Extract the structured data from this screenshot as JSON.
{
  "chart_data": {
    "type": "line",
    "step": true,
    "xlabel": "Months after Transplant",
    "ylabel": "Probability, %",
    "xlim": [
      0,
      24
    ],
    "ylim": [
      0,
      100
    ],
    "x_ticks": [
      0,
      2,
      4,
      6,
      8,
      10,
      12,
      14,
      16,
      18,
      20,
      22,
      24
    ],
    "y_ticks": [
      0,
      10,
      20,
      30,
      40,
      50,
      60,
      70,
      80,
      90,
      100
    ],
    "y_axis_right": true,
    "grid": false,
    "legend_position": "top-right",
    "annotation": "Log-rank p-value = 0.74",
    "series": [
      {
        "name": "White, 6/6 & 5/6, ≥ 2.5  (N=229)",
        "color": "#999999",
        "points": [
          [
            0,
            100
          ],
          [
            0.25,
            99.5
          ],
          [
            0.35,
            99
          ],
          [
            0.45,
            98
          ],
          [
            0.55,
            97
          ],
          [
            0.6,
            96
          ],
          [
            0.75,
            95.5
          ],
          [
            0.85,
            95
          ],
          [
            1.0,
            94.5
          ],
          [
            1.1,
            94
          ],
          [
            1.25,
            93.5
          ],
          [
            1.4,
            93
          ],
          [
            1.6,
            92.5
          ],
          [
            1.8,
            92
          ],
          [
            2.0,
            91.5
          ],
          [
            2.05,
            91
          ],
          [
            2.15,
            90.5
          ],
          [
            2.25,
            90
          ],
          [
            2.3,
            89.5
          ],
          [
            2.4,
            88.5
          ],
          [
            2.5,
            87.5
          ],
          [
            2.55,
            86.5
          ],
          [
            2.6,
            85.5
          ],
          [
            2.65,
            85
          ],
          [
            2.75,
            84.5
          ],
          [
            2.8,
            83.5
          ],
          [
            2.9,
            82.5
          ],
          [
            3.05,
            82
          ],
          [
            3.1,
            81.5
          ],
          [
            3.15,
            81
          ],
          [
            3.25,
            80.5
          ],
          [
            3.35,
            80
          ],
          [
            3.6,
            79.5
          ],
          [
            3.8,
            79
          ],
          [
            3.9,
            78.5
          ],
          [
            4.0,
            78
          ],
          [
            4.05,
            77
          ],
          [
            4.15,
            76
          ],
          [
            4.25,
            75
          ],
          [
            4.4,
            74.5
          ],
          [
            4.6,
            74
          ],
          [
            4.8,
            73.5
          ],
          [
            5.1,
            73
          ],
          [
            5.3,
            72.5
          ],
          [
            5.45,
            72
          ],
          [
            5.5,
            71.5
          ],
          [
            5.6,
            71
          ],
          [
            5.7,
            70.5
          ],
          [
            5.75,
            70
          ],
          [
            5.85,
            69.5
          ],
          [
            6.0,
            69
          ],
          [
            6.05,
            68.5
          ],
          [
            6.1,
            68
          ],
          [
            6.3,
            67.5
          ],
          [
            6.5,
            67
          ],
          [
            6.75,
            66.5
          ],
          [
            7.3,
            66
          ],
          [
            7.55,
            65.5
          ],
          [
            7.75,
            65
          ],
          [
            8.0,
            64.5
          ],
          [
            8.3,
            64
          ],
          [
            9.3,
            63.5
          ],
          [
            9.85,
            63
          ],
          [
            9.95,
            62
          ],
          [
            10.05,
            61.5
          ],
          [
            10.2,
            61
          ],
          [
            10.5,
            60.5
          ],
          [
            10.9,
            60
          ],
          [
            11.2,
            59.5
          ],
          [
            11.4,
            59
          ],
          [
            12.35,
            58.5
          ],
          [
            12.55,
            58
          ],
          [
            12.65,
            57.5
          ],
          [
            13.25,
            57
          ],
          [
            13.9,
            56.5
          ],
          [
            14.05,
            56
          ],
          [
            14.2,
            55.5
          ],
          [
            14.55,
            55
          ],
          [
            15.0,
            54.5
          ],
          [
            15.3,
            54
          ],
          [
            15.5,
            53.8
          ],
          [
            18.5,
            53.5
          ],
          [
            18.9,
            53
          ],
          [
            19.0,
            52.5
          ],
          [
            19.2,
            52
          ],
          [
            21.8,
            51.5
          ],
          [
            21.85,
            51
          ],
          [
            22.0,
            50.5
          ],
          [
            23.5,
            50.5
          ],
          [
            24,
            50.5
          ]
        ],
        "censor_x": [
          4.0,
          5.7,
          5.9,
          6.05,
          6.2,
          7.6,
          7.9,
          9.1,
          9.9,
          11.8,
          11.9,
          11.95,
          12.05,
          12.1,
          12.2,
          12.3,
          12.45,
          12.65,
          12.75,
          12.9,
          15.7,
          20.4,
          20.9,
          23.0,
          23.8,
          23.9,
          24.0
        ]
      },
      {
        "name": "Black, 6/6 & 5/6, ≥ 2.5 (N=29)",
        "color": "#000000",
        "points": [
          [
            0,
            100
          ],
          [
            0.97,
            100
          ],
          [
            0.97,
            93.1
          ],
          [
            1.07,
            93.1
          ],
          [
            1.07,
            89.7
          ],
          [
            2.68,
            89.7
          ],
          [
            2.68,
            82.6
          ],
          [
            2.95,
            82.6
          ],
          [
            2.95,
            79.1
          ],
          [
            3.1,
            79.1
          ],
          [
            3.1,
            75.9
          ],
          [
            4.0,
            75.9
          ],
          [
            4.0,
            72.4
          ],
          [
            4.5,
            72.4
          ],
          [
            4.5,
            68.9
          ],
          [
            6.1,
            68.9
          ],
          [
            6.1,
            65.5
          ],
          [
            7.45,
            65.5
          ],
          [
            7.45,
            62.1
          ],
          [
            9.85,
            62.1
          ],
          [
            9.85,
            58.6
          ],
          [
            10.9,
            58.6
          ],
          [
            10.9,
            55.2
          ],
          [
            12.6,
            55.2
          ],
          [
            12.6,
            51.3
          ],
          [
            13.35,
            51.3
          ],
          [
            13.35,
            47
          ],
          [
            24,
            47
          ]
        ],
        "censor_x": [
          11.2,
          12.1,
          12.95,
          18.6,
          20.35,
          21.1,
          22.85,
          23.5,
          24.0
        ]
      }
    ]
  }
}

= = = =

• [What to produce] Quote all of the entries exactly as they appear.

• [Worked answer]
Extract the structured data from this screenshot as JSON.
{
  "chart_data": {
    "type": "line",
    "step": true,
    "xlabel": "Months after Transplant",
    "ylabel": "Probability, %",
    "xlim": [
      0,
      24
    ],
    "ylim": [
      0,
      100
    ],
    "x_ticks": [
      0,
      2,
      4,
      6,
      8,
      10,
      12,
      14,
      16,
      18,
      20,
      22,
      24
    ],
    "y_ticks": [
      0,
      10,
      20,
      30,
      40,
      50,
      60,
      70,
      80,
      90,
      100
    ],
    "y_axis_right": true,
    "grid": false,
    "legend_position": "top-right",
    "annotation": "Log-rank p-value = 0.74",
    "series": [
      {
        "name": "White, 6/6 & 5/6, ≥ 2.5  (N=229)",
        "color": "#999999",
        "points": [
          [
            0,
            100
          ],
          [
            0.25,
            99.5
          ],
          [
            0.35,
            99
          ],
          [
            0.45,
            98
          ],
          [
            0.55,
            97
          ],
          [
            0.6,
            96
          ],
          [
            0.75,
            95.5
          ],
          [
            0.85,
            95
          ],
          [
            1.0,
            94.5
          ],
          [
            1.1,
            94
          ],
          [
            1.25,
            93.5
          ],
          [
            1.4,
            93
          ],
          [
            1.6,
            92.5
          ],
          [
            1.8,
            92
          ],
          [
            2.0,
            91.5
          ],
          [
            2.05,
            91
          ],
          [
            2.15,
            90.5
          ],
          [
            2.25,
            90
          ],
          [
            2.3,
            89.5
          ],
          [
            2.4,
            88.5
          ],
          [
            2.5,
            87.5
          ],
          [
            2.55,
            86.5
          ],
          [
            2.6,
            85.5
          ],
          [
            2.65,
            85
          ],
          [
            2.75,
            84.5
          ],
          [
            2.8,
            83.5
          ],
          [
            2.9,
            82.5
          ],
          [
            3.05,
            82
          ],
          [
            3.1,
            81.5
          ],
          [
            3.15,
            81
          ],
          [
            3.25,
            80.5
          ],
          [
            3.35,
            80
          ],
          [
            3.6,
            79.5
          ],
          [
            3.8,
            79
          ],
          [
            3.9,
            78.5
          ],
          [
            4.0,
            78
          ],
          [
            4.05,
            77
          ],
          [
            4.15,
            76
          ],
          [
            4.25,
            75
          ],
          [
            4.4,
            74.5
          ],
          [
            4.6,
            74
          ],
          [
            4.8,
            73.5
          ],
          [
            5.1,
            73
          ],
          [
            5.3,
            72.5
          ],
          [
            5.45,
            72
          ],
          [
            5.5,
            71.5
          ],
          [
            5.6,
            71
          ],
          [
            5.7,
            70.5
          ],
          [
            5.75,
            70
          ],
          [
            5.85,
            69.5
          ],
          [
            6.0,
            69
          ],
          [
            6.05,
            68.5
          ],
          [
            6.1,
            68
          ],
          [
            6.3,
            67.5
          ],
          [
            6.5,
            67
          ],
          [
            6.75,
            66.5
          ],
          [
            7.3,
            66
          ],
          [
            7.55,
            65.5
          ],
          [
            7.75,
            65
          ],
          [
            8.0,
            64.5
          ],
          [
            8.3,
            64
          ],
          [
            9.3,
            63.5
          ],
          [
            9.85,
            63
          ],
          [
            9.95,
            62
          ],
          [
            10.05,
            61.5
          ],
          [
            10.2,
            61
          ],
          [
            10.5,
            60.5
          ],
          [
            10.9,
            60
          ],
          [
            11.2,
            59.5
          ],
          [
            11.4,
            59
          ],
          [
            12.35,
            58.5
          ],
          [
            12.55,
            58
          ],
          [
            12.65,
            57.5
          ],
          [
            13.25,
            57
          ],
          [
            13.9,
            56.5
          ],
          [
            14.05,
            56
          ],
          [
            14.2,
            55.5
          ],
          [
            14.55,
            55
          ],
          [
            15.0,
            54.5
          ],
          [
            15.3,
            54
          ],
          [
            15.5,
            53.8
          ],
          [
            18.5,
            53.5
          ],
          [
            18.9,
            53
          ],
          [
            19.0,
            52.5
          ],
          [
            19.2,
            52
          ],
          [
            21.8,
            51.5
          ],
          [
            21.85,
            51
          ],
          [
            22.0,
            50.5
          ],
          [
            23.5,
            50.5
          ],
          [
            24,
            50.5
          ]
        ],
        "censor_x": [
          4.0,
          5.7,
          5.9,
          6.05,
          6.2,
          7.6,
          7.9,
          9.1,
          9.9,
          11.8,
          11.9,
          11.95,
          12.05,
          12.1,
          12.2,
          12.3,
          12.45,
          12.65,
          12.75,
          12.9,
          15.7,
          20.4,
          20.9,
          23.0,
          23.8,
          23.9,
          24.0
        ]
      },
      {
        "name": "Black, 6/6 & 5/6, ≥ 2.5 (N=29)",
        "color": "#000000",
        "points": [
          [
            0,
            100
          ],
          [
            0.97,
            100
          ],
          [
            0.97,
            93.1
          ],
          [
            1.07,
            93.1
          ],
          [
            1.07,
            89.7
          ],
          [
            2.68,
            89.7
          ],
          [
            2.68,
            82.6
          ],
          [
            2.95,
            82.6
          ],
          [
            2.95,
            79.1
          ],
          [
            3.1,
            79.1
          ],
          [
            3.1,
            75.9
          ],
          [
            4.0,
            75.9
          ],
          [
            4.0,
            72.4
          ],
          [
            4.5,
            72.4
          ],
          [
            4.5,
            68.9
          ],
          [
            6.1,
            68.9
          ],
          [
            6.1,
            65.5
          ],
          [
            7.45,
            65.5
          ],
          [
            7.45,
            62.1
          ],
          [
            9.85,
            62.1
          ],
          [
            9.85,
            58.6
          ],
          [
            10.9,
            58.6
          ],
          [
            10.9,
            55.2
          ],
          [
            12.6,
            55.2
          ],
          [
            12.6,
            51.3
          ],
          [
            13.35,
            51.3
          ],
          [
            13.35,
            47
          ],
          [
            24,
            47
          ]
        ],
        "censor_x": [
          11.2,
          12.1,
          12.95,
          18.6,
          20.35,
          21.1,
          22.85,
          23.5,
          24.0
        ]
      }
    ]
  }
}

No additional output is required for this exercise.